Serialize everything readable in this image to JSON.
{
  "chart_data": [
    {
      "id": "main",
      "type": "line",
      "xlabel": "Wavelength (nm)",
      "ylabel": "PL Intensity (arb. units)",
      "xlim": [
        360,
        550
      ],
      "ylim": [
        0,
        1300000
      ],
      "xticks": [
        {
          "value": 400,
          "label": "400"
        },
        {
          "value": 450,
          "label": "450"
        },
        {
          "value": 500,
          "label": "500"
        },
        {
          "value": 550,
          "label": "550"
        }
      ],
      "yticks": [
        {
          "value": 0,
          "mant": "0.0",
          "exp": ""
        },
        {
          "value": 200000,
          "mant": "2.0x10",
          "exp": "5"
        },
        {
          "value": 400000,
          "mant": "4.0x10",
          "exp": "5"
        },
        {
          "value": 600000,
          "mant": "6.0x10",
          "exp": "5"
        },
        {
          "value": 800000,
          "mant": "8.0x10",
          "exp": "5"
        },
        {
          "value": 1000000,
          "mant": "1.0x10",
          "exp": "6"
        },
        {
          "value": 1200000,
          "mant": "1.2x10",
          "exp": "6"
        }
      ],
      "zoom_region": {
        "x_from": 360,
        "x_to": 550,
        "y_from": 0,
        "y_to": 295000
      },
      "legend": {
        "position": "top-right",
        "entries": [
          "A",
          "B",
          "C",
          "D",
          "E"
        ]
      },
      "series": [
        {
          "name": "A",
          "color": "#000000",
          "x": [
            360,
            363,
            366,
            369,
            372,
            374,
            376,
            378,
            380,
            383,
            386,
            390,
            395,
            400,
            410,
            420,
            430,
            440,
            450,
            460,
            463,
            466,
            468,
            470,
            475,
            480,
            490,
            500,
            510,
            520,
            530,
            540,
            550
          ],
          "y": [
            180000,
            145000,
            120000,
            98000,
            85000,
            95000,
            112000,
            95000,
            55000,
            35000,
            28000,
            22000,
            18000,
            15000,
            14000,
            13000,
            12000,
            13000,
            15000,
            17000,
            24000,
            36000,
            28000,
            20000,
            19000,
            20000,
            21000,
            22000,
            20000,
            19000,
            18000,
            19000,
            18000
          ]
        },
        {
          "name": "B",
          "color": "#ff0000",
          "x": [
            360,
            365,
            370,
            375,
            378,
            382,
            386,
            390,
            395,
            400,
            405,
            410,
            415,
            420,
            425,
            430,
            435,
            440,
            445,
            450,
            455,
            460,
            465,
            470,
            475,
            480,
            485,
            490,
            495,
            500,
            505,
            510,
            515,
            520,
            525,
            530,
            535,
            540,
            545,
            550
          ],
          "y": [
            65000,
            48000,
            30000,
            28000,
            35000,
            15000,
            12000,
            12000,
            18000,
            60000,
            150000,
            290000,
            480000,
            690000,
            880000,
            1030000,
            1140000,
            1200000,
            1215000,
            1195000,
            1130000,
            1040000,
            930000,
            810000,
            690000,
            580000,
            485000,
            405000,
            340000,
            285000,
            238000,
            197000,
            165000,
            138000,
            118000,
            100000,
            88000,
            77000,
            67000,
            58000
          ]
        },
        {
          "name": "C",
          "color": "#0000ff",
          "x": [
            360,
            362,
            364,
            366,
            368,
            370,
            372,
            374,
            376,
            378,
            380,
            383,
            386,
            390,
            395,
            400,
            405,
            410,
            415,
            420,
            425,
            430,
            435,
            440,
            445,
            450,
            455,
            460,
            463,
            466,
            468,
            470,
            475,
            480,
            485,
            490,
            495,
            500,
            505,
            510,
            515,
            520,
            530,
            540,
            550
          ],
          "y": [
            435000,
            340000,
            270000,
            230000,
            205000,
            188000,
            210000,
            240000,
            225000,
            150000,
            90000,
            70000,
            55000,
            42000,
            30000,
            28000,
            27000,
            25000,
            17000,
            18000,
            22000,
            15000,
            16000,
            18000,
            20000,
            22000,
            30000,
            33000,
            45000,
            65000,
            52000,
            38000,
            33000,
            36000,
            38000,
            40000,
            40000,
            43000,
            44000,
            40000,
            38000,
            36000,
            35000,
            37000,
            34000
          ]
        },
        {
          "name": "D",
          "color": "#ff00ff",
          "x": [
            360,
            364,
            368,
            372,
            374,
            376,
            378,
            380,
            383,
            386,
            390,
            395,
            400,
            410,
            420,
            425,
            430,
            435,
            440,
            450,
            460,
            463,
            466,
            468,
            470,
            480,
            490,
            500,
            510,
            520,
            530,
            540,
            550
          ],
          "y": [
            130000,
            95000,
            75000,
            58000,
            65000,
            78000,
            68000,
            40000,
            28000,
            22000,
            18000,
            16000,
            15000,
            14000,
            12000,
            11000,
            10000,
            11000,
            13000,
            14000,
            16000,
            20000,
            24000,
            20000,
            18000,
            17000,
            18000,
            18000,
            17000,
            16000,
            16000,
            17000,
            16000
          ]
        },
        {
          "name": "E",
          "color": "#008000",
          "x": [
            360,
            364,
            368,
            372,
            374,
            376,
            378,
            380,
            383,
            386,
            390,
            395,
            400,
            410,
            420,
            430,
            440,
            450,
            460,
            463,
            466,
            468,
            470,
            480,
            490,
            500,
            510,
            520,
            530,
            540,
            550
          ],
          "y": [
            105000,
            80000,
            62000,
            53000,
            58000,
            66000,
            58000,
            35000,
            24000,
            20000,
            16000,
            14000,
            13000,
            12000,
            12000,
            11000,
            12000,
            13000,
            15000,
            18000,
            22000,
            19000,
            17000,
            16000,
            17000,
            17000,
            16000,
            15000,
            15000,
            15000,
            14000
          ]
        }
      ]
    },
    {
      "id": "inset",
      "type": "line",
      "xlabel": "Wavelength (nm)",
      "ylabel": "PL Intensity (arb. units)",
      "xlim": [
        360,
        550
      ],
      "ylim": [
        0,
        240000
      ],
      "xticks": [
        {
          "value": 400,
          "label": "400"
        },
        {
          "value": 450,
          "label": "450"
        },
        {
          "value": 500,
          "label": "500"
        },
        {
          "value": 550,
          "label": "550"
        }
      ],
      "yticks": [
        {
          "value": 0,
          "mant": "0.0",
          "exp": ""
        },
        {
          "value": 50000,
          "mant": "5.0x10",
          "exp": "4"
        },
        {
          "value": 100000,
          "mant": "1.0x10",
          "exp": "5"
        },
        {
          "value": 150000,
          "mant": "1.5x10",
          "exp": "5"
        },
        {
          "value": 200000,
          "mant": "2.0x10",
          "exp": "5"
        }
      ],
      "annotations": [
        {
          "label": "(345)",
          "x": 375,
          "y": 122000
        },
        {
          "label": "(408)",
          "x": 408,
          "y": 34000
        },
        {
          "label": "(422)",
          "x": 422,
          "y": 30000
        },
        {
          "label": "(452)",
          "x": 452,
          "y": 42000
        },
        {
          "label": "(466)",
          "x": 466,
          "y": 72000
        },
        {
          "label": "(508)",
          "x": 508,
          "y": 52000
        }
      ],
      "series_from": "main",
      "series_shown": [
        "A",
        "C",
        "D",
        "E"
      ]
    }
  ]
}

+++++

• What to work on
Pull every line containing "color" out of the data above.

• Solved exercise
          "color": "#000000",
          "color": "#ff0000",
          "color": "#0000ff",
          "color": "#ff00ff",
          "color": "#008000",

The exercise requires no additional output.